TASK: Find the word "Minimum" in the data. Return every line where it appears.

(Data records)
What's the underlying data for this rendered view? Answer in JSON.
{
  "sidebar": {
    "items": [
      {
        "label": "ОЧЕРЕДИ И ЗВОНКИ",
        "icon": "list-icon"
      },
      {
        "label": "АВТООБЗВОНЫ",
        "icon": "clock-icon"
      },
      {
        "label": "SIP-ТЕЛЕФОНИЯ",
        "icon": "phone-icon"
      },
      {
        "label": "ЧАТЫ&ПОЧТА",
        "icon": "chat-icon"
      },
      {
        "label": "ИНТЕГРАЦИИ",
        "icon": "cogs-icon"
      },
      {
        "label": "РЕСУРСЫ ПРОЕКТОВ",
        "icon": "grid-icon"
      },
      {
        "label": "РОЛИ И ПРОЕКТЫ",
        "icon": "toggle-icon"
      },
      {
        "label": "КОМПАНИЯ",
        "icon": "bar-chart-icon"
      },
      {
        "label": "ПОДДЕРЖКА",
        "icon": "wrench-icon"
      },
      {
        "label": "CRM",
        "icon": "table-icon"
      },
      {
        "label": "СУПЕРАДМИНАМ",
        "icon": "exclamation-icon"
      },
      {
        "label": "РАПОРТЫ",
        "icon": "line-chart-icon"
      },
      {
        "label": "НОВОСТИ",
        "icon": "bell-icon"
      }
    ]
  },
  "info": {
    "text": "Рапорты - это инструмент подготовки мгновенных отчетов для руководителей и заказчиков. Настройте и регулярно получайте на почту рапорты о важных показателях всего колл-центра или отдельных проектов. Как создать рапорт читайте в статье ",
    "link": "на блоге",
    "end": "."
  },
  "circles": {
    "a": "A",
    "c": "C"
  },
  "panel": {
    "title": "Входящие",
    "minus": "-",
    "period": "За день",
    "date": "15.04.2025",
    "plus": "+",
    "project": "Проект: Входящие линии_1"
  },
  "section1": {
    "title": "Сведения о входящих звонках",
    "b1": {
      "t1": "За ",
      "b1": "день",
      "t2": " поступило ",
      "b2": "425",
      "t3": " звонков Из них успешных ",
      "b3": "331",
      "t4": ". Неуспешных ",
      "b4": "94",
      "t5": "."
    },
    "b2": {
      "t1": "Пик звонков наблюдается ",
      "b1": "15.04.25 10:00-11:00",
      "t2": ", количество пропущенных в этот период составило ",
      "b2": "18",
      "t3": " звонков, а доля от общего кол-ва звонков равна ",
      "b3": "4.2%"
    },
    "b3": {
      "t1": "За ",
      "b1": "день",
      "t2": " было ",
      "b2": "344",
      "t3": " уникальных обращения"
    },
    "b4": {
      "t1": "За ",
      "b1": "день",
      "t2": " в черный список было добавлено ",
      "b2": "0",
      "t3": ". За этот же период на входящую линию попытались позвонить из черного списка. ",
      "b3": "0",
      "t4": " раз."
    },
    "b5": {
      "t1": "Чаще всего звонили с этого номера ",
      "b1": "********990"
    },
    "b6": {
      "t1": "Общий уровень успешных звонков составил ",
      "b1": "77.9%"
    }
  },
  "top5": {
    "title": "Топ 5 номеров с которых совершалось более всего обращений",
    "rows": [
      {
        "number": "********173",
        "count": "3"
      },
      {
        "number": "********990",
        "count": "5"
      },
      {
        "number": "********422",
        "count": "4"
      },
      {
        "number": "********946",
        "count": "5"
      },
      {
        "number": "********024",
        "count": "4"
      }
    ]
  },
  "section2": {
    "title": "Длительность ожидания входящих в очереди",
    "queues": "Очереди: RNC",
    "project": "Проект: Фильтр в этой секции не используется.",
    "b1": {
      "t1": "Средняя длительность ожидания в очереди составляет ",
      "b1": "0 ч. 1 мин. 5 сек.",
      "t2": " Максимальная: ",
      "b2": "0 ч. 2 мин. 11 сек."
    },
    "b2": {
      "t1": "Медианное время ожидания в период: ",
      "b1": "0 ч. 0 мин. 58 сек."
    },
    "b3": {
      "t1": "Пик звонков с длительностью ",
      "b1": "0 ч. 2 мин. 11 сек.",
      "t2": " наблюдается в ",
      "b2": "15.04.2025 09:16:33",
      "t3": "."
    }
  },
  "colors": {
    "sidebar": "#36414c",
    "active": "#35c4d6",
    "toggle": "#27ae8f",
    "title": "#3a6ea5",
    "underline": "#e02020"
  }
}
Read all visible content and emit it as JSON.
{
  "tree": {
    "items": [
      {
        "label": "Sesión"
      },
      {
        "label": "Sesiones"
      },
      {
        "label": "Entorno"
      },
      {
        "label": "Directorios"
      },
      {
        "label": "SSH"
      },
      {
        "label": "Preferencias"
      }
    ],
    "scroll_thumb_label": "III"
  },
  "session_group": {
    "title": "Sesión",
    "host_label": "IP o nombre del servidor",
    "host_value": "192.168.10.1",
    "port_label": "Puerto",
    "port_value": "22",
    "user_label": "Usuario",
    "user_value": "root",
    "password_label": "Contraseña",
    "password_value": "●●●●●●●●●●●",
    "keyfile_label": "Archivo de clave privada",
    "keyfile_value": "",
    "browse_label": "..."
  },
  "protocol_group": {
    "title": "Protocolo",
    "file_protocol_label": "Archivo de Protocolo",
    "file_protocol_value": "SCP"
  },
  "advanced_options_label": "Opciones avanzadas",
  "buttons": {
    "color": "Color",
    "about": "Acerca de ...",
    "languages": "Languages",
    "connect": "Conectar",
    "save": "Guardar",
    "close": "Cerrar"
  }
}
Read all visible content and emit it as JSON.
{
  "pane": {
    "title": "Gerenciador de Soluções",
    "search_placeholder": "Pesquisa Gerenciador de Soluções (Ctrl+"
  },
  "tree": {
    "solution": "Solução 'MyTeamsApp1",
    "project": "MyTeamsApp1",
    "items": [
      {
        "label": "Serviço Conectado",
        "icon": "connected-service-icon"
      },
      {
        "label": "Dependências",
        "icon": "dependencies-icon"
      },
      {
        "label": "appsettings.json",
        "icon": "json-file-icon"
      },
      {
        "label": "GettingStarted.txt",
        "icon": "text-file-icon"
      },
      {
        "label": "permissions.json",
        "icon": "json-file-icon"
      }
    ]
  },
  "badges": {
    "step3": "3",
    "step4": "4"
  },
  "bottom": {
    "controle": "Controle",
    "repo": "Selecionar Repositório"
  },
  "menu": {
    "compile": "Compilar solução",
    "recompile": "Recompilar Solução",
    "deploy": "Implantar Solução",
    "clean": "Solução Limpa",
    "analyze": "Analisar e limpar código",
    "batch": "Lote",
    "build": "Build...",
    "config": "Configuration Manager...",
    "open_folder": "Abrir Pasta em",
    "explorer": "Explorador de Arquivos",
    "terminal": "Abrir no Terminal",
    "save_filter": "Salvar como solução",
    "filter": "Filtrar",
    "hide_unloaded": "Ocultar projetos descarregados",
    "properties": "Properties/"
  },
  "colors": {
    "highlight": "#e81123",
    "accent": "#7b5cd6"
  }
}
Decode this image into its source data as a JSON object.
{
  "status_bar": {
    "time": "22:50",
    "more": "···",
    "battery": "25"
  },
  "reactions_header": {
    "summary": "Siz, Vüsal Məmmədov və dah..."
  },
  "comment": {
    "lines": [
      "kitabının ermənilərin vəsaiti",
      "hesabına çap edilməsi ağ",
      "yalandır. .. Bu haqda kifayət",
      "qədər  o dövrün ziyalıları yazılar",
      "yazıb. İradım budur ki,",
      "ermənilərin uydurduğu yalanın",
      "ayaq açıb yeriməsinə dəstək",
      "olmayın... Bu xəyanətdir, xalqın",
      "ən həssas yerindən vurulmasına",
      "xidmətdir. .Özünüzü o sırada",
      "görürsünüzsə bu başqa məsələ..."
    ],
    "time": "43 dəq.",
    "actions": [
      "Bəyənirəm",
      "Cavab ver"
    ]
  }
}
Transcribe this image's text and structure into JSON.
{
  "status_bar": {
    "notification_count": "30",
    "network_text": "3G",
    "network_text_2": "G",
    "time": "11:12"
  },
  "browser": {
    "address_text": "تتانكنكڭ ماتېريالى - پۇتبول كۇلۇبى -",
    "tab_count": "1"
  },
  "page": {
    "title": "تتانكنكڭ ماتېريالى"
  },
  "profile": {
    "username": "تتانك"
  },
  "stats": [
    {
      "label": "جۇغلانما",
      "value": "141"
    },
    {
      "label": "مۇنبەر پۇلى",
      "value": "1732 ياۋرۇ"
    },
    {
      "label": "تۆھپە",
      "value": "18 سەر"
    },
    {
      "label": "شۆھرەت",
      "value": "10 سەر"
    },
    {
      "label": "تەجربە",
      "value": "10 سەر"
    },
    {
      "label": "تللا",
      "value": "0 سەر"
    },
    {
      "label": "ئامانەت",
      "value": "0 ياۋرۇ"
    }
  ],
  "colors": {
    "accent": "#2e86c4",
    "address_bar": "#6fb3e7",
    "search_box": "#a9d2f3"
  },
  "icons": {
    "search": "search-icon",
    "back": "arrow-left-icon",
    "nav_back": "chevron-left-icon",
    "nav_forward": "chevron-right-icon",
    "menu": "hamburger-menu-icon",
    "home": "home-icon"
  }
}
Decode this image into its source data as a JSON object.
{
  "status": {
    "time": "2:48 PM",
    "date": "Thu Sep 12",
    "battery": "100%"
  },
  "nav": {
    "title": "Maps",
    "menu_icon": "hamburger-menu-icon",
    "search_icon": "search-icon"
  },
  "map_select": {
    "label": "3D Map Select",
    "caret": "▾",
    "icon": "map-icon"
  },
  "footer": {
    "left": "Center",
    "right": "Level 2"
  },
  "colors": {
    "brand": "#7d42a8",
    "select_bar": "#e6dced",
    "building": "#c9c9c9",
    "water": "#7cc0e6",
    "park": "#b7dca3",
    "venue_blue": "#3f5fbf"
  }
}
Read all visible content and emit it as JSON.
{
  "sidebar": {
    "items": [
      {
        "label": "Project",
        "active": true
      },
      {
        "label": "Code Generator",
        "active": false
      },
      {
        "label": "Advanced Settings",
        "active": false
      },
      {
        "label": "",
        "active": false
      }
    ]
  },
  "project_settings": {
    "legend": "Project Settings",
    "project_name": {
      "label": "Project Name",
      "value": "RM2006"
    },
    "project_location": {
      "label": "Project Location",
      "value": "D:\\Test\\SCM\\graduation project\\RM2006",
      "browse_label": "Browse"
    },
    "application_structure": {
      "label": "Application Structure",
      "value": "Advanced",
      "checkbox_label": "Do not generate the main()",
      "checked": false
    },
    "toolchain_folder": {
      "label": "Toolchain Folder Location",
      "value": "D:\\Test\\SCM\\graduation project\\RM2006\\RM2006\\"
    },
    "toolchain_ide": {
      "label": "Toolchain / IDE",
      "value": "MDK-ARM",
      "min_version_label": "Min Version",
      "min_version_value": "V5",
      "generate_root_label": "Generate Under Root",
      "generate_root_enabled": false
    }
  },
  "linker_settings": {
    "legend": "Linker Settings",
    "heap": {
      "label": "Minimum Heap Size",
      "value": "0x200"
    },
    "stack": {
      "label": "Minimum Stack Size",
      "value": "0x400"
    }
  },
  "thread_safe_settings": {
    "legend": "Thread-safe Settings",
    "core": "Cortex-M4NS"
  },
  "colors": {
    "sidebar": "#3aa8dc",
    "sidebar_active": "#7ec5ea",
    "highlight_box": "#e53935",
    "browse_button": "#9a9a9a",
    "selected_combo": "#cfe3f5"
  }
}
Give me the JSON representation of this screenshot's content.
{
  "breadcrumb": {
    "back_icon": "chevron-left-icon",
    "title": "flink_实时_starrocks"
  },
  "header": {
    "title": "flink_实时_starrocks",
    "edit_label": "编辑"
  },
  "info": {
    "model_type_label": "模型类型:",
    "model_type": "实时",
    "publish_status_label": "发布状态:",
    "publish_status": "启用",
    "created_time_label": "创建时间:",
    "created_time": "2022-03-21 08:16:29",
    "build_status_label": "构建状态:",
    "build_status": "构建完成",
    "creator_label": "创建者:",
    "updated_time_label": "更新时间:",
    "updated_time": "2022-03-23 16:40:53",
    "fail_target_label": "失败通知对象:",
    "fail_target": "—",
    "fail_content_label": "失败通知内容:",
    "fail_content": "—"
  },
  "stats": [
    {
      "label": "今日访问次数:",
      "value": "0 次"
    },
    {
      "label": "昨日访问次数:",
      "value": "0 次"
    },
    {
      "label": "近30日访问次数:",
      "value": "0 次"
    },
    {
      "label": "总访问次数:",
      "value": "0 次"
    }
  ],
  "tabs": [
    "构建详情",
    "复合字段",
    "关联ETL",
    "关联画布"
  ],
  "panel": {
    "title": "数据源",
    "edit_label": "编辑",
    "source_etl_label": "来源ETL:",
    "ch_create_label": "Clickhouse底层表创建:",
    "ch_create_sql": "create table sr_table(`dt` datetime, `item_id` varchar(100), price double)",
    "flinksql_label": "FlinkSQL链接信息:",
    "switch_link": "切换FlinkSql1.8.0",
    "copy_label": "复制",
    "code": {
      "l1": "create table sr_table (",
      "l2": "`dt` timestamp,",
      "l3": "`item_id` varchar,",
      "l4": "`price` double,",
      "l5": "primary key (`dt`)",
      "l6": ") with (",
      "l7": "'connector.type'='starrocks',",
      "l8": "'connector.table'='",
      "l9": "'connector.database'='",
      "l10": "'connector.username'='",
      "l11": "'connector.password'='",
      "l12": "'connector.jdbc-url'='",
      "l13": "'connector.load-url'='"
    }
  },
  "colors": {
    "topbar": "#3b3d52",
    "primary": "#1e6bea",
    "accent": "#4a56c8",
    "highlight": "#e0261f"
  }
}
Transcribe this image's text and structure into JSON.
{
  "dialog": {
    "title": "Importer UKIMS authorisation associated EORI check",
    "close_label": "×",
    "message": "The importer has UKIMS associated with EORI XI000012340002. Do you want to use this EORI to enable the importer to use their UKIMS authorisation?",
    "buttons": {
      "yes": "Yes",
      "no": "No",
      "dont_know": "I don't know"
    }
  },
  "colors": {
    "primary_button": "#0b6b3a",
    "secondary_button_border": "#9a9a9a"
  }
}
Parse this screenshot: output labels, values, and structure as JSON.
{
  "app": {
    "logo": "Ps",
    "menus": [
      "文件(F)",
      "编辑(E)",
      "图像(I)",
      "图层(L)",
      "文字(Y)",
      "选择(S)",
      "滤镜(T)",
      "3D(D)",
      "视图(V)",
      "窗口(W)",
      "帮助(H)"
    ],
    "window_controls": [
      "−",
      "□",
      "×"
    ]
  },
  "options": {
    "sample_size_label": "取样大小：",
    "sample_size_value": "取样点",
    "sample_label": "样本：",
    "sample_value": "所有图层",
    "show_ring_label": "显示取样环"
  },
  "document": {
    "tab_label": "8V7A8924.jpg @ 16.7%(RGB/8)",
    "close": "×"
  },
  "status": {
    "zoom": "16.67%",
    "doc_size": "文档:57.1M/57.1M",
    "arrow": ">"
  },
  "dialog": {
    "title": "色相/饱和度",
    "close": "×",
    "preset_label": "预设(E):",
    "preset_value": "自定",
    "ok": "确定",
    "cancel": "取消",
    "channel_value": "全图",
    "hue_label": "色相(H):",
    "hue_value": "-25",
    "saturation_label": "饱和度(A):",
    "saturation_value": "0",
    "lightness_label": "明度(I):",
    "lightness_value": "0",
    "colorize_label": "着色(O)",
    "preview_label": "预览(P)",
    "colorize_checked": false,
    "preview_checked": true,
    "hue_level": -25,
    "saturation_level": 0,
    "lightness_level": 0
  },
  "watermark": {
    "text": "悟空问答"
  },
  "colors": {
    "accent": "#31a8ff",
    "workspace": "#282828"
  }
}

SOLVED PROBLEM:
      "label": "Minimum Heap Size",
      "label": "Minimum Stack Size",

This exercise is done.